» **Stored data**
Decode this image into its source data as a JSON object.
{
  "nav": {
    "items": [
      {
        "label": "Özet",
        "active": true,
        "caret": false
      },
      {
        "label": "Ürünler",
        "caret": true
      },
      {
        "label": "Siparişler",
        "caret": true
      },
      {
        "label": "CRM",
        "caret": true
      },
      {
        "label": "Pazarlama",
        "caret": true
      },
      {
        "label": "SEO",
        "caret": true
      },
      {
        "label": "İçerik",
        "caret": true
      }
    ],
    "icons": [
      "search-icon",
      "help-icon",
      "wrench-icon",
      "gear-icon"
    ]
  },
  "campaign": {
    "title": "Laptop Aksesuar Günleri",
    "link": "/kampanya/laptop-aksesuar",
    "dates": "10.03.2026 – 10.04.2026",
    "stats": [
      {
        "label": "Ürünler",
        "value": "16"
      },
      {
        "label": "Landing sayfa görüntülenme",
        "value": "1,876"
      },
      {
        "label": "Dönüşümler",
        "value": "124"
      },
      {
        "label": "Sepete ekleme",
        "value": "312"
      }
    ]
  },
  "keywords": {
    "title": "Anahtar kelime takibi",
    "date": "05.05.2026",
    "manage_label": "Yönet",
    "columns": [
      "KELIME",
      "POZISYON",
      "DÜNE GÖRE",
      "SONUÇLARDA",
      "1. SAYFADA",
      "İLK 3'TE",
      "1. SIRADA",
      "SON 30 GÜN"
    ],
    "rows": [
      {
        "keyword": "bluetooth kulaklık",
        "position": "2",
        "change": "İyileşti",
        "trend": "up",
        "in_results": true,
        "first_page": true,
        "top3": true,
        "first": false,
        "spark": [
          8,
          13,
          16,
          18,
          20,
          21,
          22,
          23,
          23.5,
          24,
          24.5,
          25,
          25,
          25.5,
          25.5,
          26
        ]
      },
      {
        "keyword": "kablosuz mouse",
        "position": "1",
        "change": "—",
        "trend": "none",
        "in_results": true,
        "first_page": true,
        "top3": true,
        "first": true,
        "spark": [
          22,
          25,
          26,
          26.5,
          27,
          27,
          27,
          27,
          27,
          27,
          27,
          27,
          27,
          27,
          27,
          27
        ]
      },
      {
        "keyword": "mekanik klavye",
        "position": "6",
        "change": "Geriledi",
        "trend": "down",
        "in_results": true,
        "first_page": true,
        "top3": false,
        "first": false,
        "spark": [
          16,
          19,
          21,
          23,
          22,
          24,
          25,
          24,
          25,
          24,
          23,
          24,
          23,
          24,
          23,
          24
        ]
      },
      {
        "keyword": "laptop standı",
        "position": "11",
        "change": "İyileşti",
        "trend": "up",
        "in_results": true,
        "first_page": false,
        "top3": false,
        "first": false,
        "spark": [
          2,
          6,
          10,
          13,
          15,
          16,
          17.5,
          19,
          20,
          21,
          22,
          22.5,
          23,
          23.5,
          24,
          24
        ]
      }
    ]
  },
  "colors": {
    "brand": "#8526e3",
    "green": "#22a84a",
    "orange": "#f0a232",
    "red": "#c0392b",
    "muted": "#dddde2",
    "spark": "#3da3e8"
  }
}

» **Given request**
Copy every record exactly, with nothing added or dropped.

» **Exercise answer**
Decode this image into its source data as a JSON object.
{
  "nav": {
    "items": [
      {
        "label": "Özet",
        "active": true,
        "caret": false
      },
      {
        "label": "Ürünler",
        "caret": true
      },
      {
        "label": "Siparişler",
        "caret": true
      },
      {
        "label": "CRM",
        "caret": true
      },
      {
        "label": "Pazarlama",
        "caret": true
      },
      {
        "label": "SEO",
        "caret": true
      },
      {
        "label": "İçerik",
        "caret": true
      }
    ],
    "icons": [
      "search-icon",
      "help-icon",
      "wrench-icon",
      "gear-icon"
    ]
  },
  "campaign": {
    "title": "Laptop Aksesuar Günleri",
    "link": "/kampanya/laptop-aksesuar",
    "dates": "10.03.2026 – 10.04.2026",
    "stats": [
      {
        "label": "Ürünler",
        "value": "16"
      },
      {
        "label": "Landing sayfa görüntülenme",
        "value": "1,876"
      },
      {
        "label": "Dönüşümler",
        "value": "124"
      },
      {
        "label": "Sepete ekleme",
        "value": "312"
      }
    ]
  },
  "keywords": {
    "title": "Anahtar kelime takibi",
    "date": "05.05.2026",
    "manage_label": "Yönet",
    "columns": [
      "KELIME",
      "POZISYON",
      "DÜNE GÖRE",
      "SONUÇLARDA",
      "1. SAYFADA",
      "İLK 3'TE",
      "1. SIRADA",
      "SON 30 GÜN"
    ],
    "rows": [
      {
        "keyword": "bluetooth kulaklık",
        "position": "2",
        "change": "İyileşti",
        "trend": "up",
        "in_results": true,
        "first_page": true,
        "top3": true,
        "first": false,
        "spark": [
          8,
          13,
          16,
          18,
          20,
          21,
          22,
          23,
          23.5,
          24,
          24.5,
          25,
          25,
          25.5,
          25.5,
          26
        ]
      },
      {
        "keyword": "kablosuz mouse",
        "position": "1",
        "change": "—",
        "trend": "none",
        "in_results": true,
        "first_page": true,
        "top3": true,
        "first": true,
        "spark": [
          22,
          25,
          26,
          26.5,
          27,
          27,
          27,
          27,
          27,
          27,
          27,
          27,
          27,
          27,
          27,
          27
        ]
      },
      {
        "keyword": "mekanik klavye",
        "position": "6",
        "change": "Geriledi",
        "trend": "down",
        "in_results": true,
        "first_page": true,
        "top3": false,
        "first": false,
        "spark": [
          16,
          19,
          21,
          23,
          22,
          24,
          25,
          24,
          25,
          24,
          23,
          24,
          23,
          24,
          23,
          24
        ]
      },
      {
        "keyword": "laptop standı",
        "position": "11",
        "change": "İyileşti",
        "trend": "up",
        "in_results": true,
        "first_page": false,
        "top3": false,
        "first": false,
        "spark": [
          2,
          6,
          10,
          13,
          15,
          16,
          17.5,
          19,
          20,
          21,
          22,
          22.5,
          23,
          23.5,
          24,
          24
        ]
      }
    ]
  },
  "colors": {
    "brand": "#8526e3",
    "green": "#22a84a",
    "orange": "#f0a232",
    "red": "#c0392b",
    "muted": "#dddde2",
    "spark": "#3da3e8"
  }
}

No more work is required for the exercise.